- Extracted information:
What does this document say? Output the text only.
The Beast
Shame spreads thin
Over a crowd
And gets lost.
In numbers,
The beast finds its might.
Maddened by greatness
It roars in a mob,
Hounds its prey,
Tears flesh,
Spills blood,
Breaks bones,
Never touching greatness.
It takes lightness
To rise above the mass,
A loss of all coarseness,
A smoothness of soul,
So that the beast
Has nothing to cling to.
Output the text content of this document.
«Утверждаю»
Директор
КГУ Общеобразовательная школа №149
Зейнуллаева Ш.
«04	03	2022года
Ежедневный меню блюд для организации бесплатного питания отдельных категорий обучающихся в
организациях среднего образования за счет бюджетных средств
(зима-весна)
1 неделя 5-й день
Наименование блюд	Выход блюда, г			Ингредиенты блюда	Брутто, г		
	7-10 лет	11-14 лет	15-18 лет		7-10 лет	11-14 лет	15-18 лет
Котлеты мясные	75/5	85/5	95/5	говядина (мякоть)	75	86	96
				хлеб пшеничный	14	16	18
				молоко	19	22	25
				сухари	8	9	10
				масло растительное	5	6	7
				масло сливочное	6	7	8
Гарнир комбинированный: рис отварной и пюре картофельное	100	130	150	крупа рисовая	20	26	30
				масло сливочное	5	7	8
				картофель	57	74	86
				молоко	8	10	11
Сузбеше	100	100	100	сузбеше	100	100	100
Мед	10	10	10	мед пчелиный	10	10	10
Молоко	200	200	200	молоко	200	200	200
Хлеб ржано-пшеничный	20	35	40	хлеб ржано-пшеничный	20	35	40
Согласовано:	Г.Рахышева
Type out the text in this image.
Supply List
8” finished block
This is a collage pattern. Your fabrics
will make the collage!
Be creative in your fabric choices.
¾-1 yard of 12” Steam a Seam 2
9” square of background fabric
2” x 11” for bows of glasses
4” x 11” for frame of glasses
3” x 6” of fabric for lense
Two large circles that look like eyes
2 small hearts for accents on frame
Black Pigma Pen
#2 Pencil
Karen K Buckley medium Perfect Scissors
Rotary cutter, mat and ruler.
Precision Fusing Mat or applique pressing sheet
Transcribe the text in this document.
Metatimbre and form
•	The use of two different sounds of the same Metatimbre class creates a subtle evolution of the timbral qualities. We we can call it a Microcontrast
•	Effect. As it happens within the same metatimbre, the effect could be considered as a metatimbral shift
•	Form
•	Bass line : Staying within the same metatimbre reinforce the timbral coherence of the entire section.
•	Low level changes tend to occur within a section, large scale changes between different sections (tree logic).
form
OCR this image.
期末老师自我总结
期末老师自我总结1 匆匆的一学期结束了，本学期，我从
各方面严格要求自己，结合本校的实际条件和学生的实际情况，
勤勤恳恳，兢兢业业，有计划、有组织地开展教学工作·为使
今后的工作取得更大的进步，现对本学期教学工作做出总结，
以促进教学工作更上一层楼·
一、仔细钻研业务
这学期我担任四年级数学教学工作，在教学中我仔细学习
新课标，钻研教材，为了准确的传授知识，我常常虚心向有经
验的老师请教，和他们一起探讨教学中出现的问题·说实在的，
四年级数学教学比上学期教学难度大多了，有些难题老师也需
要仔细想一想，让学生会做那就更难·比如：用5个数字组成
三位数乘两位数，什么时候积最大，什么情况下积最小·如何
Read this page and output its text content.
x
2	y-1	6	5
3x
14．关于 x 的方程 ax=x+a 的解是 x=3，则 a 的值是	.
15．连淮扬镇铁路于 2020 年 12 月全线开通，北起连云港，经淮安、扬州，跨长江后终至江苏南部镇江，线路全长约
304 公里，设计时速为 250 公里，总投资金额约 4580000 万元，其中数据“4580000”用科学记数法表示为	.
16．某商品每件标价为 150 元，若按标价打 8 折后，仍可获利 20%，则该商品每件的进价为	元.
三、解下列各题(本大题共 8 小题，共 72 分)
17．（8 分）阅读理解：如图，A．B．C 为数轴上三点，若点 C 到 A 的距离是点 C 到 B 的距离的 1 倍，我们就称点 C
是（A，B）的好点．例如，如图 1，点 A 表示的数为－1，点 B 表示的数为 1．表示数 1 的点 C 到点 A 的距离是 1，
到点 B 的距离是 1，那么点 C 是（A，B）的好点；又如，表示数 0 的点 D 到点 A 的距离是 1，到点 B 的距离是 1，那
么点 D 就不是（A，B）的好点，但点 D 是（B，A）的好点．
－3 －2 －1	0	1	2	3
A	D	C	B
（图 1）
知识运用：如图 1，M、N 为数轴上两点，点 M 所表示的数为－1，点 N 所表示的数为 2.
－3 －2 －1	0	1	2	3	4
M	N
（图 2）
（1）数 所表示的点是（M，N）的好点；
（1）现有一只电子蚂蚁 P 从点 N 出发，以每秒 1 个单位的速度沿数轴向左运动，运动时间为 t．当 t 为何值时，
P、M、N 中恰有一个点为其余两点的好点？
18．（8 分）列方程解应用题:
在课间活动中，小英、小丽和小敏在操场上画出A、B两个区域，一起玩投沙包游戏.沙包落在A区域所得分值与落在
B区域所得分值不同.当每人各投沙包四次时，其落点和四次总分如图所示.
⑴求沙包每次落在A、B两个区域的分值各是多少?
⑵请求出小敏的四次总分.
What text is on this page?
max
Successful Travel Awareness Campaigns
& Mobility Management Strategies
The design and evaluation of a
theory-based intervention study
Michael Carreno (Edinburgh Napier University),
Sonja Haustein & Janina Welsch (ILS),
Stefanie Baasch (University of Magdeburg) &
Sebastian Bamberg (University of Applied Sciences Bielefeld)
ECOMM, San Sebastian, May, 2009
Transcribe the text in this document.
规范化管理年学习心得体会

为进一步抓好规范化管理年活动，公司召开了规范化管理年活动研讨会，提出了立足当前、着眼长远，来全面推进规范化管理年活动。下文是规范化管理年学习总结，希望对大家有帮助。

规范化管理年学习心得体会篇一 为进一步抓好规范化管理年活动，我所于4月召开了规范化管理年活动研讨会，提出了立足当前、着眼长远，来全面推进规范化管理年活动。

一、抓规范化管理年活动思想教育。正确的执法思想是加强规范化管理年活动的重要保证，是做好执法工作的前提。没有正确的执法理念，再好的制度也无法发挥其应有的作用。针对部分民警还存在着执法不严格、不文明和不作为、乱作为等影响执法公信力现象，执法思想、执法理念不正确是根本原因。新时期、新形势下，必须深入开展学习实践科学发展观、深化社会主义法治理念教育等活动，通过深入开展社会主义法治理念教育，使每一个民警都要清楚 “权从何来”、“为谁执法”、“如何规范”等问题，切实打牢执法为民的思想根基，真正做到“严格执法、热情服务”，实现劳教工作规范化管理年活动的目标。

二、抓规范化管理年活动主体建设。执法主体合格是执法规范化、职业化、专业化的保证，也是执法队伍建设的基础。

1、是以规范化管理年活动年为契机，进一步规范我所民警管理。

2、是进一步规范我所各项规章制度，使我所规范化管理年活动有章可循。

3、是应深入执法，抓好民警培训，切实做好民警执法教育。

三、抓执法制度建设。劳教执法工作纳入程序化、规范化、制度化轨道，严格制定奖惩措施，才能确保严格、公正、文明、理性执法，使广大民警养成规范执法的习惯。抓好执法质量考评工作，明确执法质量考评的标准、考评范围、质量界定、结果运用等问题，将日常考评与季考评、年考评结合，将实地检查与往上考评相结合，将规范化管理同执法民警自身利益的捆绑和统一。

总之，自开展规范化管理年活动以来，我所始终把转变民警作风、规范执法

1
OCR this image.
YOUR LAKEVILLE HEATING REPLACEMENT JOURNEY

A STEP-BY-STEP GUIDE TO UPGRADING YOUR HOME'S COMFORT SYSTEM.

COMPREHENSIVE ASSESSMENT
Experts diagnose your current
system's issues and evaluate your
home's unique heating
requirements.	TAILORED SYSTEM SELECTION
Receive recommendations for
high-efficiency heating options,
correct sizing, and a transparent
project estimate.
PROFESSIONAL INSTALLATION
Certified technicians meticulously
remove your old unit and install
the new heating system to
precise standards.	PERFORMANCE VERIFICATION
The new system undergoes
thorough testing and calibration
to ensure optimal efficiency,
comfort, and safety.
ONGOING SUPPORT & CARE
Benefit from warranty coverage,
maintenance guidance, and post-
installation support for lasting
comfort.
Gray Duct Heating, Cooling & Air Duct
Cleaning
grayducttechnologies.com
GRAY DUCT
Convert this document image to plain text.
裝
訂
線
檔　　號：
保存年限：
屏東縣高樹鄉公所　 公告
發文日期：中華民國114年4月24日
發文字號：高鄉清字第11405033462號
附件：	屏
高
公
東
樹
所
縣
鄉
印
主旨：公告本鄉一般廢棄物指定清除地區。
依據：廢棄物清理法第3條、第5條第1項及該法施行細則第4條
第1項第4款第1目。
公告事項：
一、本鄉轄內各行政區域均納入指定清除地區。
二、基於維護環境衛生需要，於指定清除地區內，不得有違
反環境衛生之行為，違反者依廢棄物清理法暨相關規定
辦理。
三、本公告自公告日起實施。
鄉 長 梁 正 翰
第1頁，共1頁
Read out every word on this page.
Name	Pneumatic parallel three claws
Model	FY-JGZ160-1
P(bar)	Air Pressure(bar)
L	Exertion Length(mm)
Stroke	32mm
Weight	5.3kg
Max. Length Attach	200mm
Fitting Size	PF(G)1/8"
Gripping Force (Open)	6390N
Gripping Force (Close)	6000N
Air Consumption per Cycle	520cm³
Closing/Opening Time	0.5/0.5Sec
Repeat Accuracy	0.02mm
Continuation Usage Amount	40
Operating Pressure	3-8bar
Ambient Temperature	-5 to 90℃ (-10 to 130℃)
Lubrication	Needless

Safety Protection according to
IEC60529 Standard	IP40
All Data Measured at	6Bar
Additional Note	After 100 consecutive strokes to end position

- Aim of the task: In the listing, find each line with the string "пшеничный" and copy it.

- Complete response:
				хлеб пшеничный	14	16	18
Хлеб ржано-пшеничный	20	35	40	хлеб ржано-пшеничный	20	35	40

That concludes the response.